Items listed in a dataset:
-.-.-

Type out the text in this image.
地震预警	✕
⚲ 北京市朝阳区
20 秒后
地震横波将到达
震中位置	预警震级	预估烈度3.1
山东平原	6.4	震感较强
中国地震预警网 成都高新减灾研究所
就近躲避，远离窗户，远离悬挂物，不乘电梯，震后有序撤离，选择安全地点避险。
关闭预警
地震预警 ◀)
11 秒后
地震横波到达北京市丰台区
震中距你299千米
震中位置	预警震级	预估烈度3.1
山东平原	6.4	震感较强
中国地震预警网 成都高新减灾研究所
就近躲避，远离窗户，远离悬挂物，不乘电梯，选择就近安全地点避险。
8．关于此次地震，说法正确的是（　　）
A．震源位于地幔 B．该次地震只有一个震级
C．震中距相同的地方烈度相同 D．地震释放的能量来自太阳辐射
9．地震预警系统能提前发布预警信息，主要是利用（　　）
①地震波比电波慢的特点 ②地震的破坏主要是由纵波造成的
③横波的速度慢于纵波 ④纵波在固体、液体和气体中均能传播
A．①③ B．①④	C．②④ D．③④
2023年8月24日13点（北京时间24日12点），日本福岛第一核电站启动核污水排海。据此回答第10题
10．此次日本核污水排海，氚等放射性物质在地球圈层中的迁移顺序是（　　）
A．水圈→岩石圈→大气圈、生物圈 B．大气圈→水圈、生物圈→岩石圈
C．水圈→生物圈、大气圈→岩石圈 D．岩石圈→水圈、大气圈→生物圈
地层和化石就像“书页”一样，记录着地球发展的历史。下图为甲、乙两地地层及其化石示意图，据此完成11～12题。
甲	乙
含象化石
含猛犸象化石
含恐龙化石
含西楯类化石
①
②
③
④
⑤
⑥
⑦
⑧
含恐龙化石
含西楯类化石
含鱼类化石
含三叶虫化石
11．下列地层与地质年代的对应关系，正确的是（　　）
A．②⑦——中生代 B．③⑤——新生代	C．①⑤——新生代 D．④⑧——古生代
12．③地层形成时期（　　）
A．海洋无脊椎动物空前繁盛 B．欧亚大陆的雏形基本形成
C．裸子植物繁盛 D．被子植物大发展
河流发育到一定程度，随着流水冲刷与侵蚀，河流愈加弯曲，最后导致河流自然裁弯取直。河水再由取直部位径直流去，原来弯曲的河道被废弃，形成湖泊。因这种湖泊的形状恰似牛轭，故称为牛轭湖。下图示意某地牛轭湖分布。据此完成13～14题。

-.-.-

Task goal: Tally the lines in the listing that hold "不乘电梯" and report the number alone.

Completed exercise: 2